▶ **Aim**
Write every entry out again exactly, please, and skip the pictures.

▶ **Excerpted records**
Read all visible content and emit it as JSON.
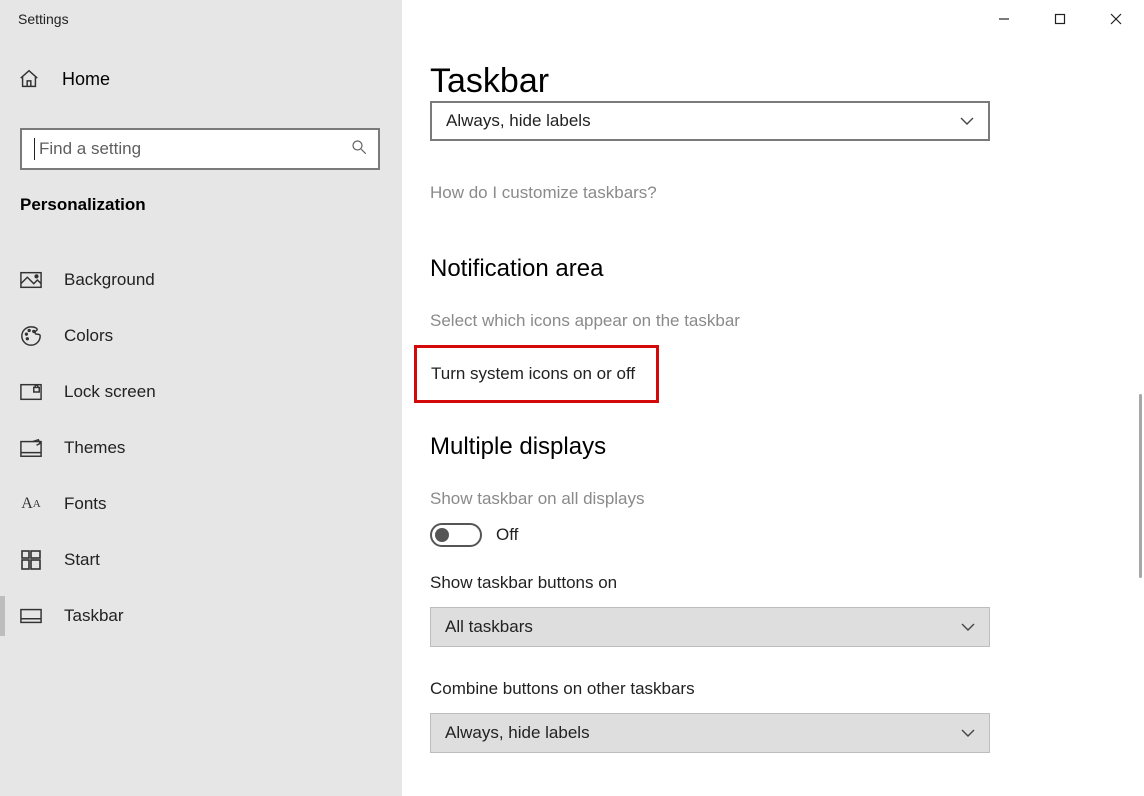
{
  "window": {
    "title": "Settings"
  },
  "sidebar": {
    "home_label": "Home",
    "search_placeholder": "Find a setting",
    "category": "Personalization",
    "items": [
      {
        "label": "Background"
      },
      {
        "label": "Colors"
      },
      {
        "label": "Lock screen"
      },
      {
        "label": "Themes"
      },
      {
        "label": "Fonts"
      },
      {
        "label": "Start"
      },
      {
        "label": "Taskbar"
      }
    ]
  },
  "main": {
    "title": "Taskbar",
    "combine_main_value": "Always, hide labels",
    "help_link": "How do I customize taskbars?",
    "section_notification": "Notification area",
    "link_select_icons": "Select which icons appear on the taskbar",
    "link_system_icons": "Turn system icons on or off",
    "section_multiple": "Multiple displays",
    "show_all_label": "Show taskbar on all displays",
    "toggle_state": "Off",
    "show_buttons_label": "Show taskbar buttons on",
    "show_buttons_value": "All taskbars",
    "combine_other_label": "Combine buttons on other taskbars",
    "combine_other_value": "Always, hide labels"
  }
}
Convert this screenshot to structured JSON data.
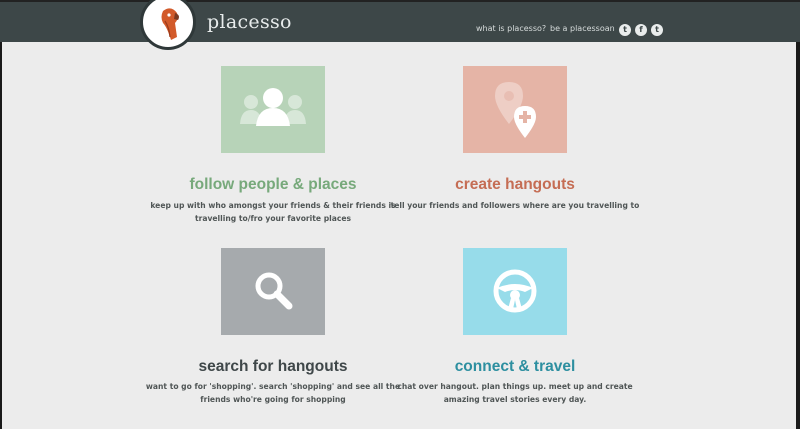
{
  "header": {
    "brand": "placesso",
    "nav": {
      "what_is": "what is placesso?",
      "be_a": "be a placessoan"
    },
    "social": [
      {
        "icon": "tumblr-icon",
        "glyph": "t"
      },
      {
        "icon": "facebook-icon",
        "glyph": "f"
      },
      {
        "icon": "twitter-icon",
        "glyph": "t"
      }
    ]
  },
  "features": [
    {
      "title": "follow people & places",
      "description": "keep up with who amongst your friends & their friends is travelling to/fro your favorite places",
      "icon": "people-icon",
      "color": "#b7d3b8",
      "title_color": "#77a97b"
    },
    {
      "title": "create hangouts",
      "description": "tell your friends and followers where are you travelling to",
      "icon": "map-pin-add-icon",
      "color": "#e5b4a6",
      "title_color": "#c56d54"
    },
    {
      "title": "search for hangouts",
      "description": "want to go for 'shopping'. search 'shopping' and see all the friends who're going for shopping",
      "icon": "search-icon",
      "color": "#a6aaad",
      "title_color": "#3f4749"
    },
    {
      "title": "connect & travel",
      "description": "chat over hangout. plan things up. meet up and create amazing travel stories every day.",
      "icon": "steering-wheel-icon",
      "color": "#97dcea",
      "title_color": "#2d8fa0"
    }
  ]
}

▶ **Answer to this exercise**
Read all visible content and emit it as JSON.
{
  "window": {
    "title": "Settings"
  },
  "sidebar": {
    "home_label": "Home",
    "search_placeholder": "Find a setting",
    "category": "Personalization",
    "items": [
      {
        "label": "Background"
      },
      {
        "label": "Colors"
      },
      {
        "label": "Lock screen"
      },
      {
        "label": "Themes"
      },
      {
        "label": "Fonts"
      },
      {
        "label": "Start"
      },
      {
        "label": "Taskbar"
      }
    ]
  },
  "main": {
    "title": "Taskbar",
    "combine_main_value": "Always, hide labels",
    "help_link": "How do I customize taskbars?",
    "section_notification": "Notification area",
    "link_select_icons": "Select which icons appear on the taskbar",
    "link_system_icons": "Turn system icons on or off",
    "section_multiple": "Multiple displays",
    "show_all_label": "Show taskbar on all displays",
    "toggle_state": "Off",
    "show_buttons_label": "Show taskbar buttons on",
    "show_buttons_value": "All taskbars",
    "combine_other_label": "Combine buttons on other taskbars",
    "combine_other_value": "Always, hide labels"
  }
}
Convert this screenshot to structured JSON data.
{
  "header": {
    "brand": "placesso",
    "nav": {
      "what_is": "what is placesso?",
      "be_a": "be a placessoan"
    },
    "social": [
      {
        "icon": "tumblr-icon",
        "glyph": "t"
      },
      {
        "icon": "facebook-icon",
        "glyph": "f"
      },
      {
        "icon": "twitter-icon",
        "glyph": "t"
      }
    ]
  },
  "features": [
    {
      "title": "follow people & places",
      "description": "keep up with who amongst your friends & their friends is travelling to/fro your favorite places",
      "icon": "people-icon",
      "color": "#b7d3b8",
      "title_color": "#77a97b"
    },
    {
      "title": "create hangouts",
      "description": "tell your friends and followers where are you travelling to",
      "icon": "map-pin-add-icon",
      "color": "#e5b4a6",
      "title_color": "#c56d54"
    },
    {
      "title": "search for hangouts",
      "description": "want to go for 'shopping'. search 'shopping' and see all the friends who're going for shopping",
      "icon": "search-icon",
      "color": "#a6aaad",
      "title_color": "#3f4749"
    },
    {
      "title": "connect & travel",
      "description": "chat over hangout. plan things up. meet up and create amazing travel stories every day.",
      "icon": "steering-wheel-icon",
      "color": "#97dcea",
      "title_color": "#2d8fa0"
    }
  ]
}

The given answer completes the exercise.